Scholia [147] (Q45340488) is a web service built on top of Wikidata to handle and visualise scientific bibliographic information contained within Wikidata for scientometrics without requiring any technical knowledge from the user. The data to be displayed is collected via pre-built SPARQL queries from the Wikidata Query Service and visualised with the output formats provided by the service. Visualisations include lists of publications, different charts to represent publications per year, graphs for co-author or citation networks, and images to augment a topic graph. Within Scholia, different kinds of information, called ‘aspects’ ([147] p. 5) can be examined, e.g., individual authors, works, organisations, or topics. It is also possible to, e.g., combine multiple topics for viewing, such as ‘archaeology’ (Q23498), ‘linked data’ (Q515701), and ‘linked open data’ (Q18692990), which renders a page that includes a list of works on any combination of these topics. Scholia is a central tool used in the bibliographic project described in Section 4.1.3.
----
◆ Task instructions ◆
a) Name each topic the Scholia passage gives as an example of combining topics for viewing, along with its Wikidata identifier.
b) According to the Scholia passage, how is the data that Scholia displays collected?
c) Resume the Scholia passage after its final sentence.

(Page layout parsing data)
----
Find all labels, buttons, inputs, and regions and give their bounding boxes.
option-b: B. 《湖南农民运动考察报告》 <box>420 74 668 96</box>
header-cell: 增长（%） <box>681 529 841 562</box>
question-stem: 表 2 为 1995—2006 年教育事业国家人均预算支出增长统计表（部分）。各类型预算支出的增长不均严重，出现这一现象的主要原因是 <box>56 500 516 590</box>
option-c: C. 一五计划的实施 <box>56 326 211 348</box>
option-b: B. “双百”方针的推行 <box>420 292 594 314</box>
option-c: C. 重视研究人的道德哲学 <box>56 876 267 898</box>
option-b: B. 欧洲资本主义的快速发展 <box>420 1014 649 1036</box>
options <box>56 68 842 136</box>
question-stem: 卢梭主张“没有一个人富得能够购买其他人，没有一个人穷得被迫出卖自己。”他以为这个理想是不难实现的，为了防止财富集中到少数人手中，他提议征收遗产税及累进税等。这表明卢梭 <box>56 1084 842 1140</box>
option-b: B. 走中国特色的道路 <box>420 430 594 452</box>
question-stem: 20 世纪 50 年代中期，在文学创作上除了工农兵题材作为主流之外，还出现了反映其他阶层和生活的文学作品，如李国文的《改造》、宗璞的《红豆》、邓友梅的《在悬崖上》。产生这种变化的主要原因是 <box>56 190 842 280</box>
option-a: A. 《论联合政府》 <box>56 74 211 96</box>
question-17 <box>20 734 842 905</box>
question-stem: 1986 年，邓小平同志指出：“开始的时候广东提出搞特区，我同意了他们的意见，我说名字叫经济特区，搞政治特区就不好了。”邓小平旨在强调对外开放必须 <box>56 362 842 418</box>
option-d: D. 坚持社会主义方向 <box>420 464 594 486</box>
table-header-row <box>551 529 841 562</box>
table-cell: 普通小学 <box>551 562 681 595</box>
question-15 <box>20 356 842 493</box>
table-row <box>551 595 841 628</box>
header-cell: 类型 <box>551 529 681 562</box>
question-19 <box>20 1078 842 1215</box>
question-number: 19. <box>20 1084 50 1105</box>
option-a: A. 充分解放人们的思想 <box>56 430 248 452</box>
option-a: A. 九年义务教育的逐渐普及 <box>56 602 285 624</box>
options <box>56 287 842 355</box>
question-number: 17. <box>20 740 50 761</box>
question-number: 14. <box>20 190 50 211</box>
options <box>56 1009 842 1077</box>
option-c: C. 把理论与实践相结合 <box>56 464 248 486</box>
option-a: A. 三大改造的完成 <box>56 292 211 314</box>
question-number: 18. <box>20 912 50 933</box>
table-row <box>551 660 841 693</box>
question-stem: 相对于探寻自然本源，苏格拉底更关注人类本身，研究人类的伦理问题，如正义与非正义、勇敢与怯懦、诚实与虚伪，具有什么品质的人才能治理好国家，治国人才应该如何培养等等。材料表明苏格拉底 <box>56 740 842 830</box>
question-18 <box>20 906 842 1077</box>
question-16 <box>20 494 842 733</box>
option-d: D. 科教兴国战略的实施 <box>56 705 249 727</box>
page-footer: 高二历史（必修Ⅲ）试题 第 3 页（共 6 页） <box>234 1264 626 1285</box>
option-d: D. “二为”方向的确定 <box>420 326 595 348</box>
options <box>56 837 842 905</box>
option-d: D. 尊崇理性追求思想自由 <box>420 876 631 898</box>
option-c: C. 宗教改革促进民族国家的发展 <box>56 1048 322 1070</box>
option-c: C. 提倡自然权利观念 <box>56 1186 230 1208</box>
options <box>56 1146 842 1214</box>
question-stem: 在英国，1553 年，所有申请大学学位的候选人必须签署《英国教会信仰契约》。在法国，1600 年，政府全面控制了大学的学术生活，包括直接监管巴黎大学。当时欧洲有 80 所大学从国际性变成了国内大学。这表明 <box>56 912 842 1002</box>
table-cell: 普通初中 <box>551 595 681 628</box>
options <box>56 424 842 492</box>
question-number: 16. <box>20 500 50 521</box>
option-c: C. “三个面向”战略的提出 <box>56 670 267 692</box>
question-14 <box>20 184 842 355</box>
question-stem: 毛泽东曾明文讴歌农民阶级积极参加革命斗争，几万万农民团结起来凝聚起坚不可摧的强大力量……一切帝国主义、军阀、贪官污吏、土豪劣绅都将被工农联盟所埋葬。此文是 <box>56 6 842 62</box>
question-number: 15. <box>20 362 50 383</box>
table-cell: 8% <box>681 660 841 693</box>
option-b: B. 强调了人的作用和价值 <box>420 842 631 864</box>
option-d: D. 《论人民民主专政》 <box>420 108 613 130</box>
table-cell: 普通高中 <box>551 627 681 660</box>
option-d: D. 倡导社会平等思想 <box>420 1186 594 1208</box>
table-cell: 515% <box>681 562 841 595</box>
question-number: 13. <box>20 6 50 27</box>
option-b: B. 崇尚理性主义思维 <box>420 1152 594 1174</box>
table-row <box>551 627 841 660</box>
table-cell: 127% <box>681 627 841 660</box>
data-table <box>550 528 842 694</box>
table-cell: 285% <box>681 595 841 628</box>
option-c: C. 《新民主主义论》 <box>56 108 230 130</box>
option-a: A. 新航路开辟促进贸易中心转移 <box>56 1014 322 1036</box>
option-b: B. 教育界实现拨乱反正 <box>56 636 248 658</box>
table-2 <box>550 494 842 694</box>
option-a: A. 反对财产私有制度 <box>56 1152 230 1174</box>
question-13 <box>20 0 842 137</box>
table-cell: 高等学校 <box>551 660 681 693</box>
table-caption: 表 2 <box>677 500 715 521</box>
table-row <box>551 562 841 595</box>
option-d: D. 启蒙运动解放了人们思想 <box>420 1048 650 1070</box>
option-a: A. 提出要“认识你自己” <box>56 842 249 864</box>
----
◆ Results for the exercise ◆
a) archaeology (Q23498), linked data (Q515701), linked open data (Q18692990)

b) It is collected via pre-built SPARQL queries from the Wikidata Query Service.

c)
4.3. Summarising the Role of Wikidata

The presented projects deal with turning (legacy) data into LOD by using Wikidata as an already established knowledge hub that is multilingual and interdisciplinary by design and aims at connecting different sources. While the projects seem completely different, there are commonalities in their workflows: developing a suitable schema or ontology for data representation both in dedicated databases and in Wikidata; cleaning up and enriching legacy data; reconciling data with Wikidata to avoid duplicates; preserving provenance information such as sources and references for cultural attributions or classifications; enriching the data with external links and further information. The added value lies in the (re-)useability of the enriched and interlinked datasets that are open for researchers and citizen scientists alike.
Though we agree in general with Franca et al., who state that “individual researchers and research groups should may [sic!] not be thought of as a primary focus of Linked Data initiatives. Managers of digital archives for the research community and institutional repositories are much more relevant target groups” ([61] p. 16), we show that by using Wikidata individual researchers are enabled to contribute to the LOD Cloud in archaeology.
Although using Wikidata to provide LOD is much easier than developing your own framework, it still poses a few challenges for less technically savvy users. Many tools, of which a selection is presented in Section 4.2, have been implemented for Wikidata to aid in dealing with various tasks.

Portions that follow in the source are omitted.